◆ **Dataset rows**
------------------------------------------------------------

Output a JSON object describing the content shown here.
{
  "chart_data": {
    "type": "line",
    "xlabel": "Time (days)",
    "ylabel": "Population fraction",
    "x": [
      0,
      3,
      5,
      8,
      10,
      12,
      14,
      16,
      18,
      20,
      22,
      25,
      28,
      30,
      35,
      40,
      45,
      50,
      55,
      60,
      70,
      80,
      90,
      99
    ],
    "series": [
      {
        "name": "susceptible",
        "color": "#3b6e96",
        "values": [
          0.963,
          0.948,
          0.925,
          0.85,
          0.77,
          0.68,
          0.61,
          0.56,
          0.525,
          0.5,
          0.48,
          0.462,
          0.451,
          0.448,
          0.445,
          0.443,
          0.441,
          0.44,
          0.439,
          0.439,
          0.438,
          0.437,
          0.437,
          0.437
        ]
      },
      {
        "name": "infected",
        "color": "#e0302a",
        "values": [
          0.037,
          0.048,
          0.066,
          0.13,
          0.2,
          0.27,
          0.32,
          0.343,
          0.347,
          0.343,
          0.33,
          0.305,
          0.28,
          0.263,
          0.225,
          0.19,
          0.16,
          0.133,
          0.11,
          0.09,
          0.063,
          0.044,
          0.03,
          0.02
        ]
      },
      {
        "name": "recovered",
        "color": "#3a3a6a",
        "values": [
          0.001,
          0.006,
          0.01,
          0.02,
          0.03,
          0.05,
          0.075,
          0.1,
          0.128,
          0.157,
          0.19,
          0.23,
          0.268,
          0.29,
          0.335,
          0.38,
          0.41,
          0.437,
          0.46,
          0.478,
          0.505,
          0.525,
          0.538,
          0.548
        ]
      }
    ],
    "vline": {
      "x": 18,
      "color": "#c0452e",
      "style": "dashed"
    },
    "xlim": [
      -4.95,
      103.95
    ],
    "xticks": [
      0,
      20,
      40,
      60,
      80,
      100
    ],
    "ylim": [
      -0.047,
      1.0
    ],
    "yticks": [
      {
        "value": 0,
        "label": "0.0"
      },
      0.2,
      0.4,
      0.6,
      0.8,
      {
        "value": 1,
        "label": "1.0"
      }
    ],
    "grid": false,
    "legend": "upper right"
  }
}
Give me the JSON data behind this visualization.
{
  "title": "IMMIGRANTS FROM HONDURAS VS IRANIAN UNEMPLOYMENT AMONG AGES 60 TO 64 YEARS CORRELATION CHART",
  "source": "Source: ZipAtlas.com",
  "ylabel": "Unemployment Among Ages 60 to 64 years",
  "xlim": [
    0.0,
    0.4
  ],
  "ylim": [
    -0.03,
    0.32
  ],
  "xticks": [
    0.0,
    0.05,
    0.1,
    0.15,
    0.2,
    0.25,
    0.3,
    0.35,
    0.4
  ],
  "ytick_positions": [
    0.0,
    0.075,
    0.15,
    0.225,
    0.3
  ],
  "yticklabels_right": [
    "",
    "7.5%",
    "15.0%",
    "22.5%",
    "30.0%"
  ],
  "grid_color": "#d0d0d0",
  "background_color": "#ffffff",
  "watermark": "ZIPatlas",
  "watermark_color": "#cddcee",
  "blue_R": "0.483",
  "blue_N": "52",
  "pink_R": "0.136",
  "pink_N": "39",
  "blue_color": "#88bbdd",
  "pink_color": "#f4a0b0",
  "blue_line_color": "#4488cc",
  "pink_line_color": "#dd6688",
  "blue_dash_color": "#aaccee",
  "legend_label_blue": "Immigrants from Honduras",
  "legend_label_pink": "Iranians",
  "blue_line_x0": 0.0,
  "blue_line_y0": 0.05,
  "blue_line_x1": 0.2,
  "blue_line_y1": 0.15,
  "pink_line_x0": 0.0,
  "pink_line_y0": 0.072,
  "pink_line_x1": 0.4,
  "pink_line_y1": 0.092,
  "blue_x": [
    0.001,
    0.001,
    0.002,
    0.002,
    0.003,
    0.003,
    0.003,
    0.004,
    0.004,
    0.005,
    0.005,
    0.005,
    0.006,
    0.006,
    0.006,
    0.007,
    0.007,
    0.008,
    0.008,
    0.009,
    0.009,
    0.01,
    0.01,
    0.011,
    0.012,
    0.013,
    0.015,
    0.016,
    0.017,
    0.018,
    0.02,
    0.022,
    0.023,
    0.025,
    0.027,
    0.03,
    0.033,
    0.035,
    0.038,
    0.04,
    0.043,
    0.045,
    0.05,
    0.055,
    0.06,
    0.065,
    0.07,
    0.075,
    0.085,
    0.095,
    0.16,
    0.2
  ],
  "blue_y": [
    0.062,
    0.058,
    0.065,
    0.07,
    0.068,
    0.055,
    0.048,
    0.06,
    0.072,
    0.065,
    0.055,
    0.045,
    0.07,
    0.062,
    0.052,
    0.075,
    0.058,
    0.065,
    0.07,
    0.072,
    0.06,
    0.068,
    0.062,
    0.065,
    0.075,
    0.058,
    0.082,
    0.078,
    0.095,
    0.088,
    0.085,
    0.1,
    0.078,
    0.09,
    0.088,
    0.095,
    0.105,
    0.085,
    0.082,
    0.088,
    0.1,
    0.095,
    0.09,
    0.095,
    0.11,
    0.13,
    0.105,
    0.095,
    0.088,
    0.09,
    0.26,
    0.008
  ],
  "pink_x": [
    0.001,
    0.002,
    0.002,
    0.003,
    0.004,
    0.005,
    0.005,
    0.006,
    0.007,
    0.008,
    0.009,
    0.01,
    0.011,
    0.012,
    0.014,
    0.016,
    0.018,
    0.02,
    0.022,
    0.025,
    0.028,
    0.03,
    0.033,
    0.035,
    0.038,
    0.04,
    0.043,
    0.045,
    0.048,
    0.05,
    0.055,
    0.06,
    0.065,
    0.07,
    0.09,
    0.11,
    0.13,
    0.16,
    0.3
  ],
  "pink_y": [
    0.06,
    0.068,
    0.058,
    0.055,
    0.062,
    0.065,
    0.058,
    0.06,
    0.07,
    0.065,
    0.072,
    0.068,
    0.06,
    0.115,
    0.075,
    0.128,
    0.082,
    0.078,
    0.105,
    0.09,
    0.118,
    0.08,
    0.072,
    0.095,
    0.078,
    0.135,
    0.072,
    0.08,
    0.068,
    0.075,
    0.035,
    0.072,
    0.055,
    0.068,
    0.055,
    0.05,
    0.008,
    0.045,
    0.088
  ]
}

------------------------------------------------------------

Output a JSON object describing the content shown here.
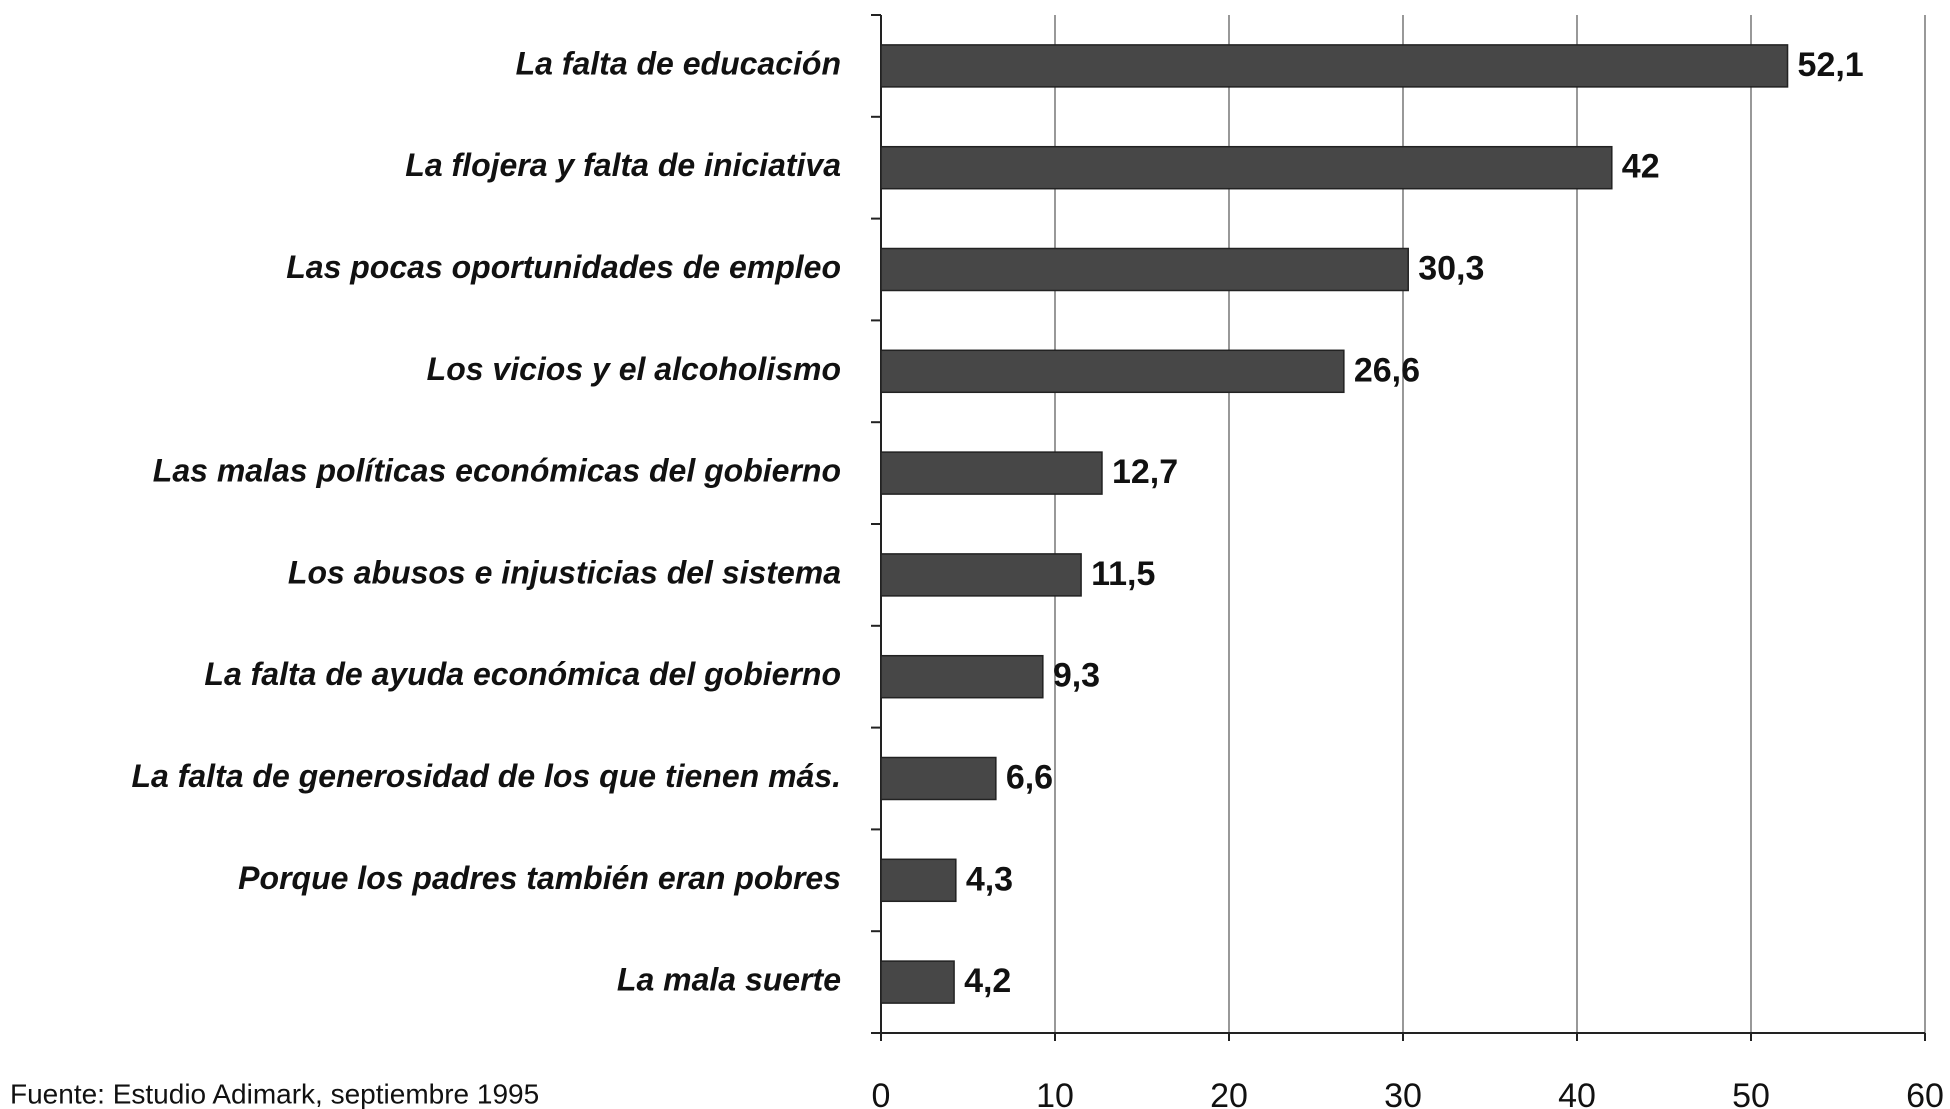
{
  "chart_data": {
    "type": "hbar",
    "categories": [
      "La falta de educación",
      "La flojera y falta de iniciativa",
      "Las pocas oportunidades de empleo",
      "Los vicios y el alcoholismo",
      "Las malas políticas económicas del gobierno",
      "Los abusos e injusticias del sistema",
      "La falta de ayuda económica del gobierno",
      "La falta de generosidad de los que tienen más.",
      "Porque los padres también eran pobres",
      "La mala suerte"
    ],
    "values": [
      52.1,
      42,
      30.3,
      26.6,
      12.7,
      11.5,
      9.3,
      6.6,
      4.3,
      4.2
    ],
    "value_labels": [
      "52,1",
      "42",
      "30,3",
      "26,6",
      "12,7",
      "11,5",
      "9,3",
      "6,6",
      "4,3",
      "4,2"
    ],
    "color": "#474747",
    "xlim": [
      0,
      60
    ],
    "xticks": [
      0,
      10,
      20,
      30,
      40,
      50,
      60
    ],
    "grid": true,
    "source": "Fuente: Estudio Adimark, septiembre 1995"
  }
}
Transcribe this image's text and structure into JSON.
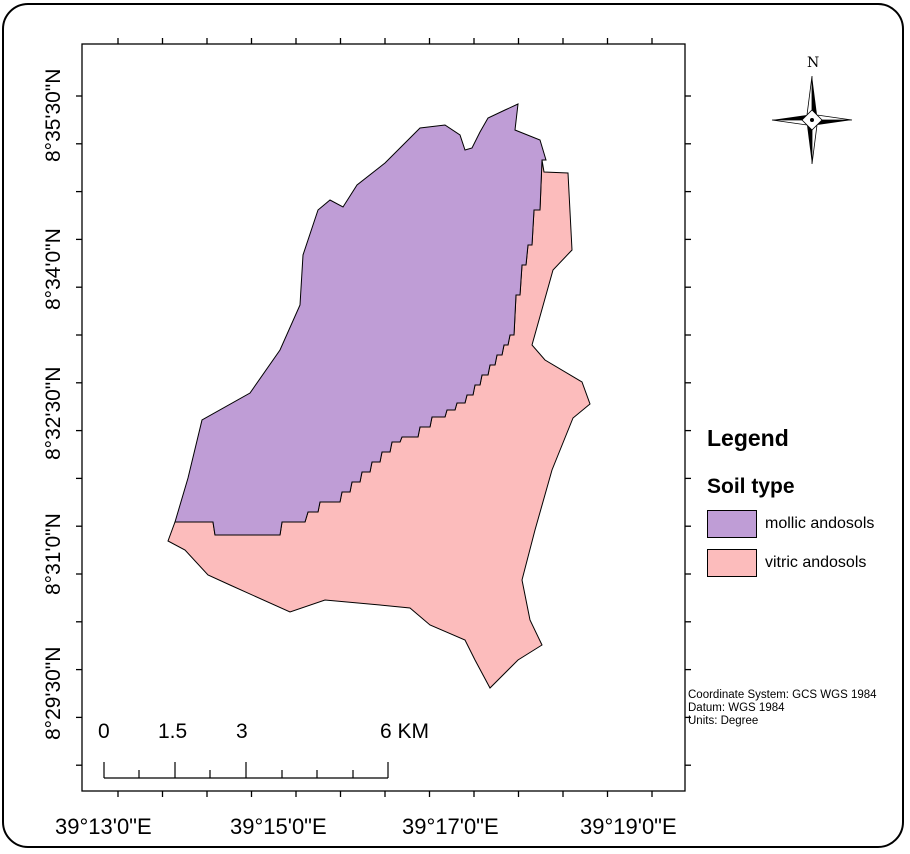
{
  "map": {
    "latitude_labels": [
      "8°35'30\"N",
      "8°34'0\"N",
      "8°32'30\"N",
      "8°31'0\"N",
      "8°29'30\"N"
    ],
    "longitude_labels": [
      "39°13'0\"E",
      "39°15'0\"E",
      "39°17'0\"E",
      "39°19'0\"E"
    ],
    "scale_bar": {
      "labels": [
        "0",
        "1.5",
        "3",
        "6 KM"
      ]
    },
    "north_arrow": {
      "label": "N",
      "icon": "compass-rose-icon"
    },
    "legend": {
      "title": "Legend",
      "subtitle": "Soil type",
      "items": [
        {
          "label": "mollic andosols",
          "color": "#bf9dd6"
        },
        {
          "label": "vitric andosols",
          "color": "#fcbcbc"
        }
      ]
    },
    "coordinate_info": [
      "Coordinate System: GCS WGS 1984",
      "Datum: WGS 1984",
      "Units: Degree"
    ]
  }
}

------------------------------------------------------------

Report all lines of the data that include the word "source".

◆ **Answer to the exercise**
  "source": "Source: ZipAtlas.com",
    "source": "Fuente: Estudio Adimark, septiembre 1995"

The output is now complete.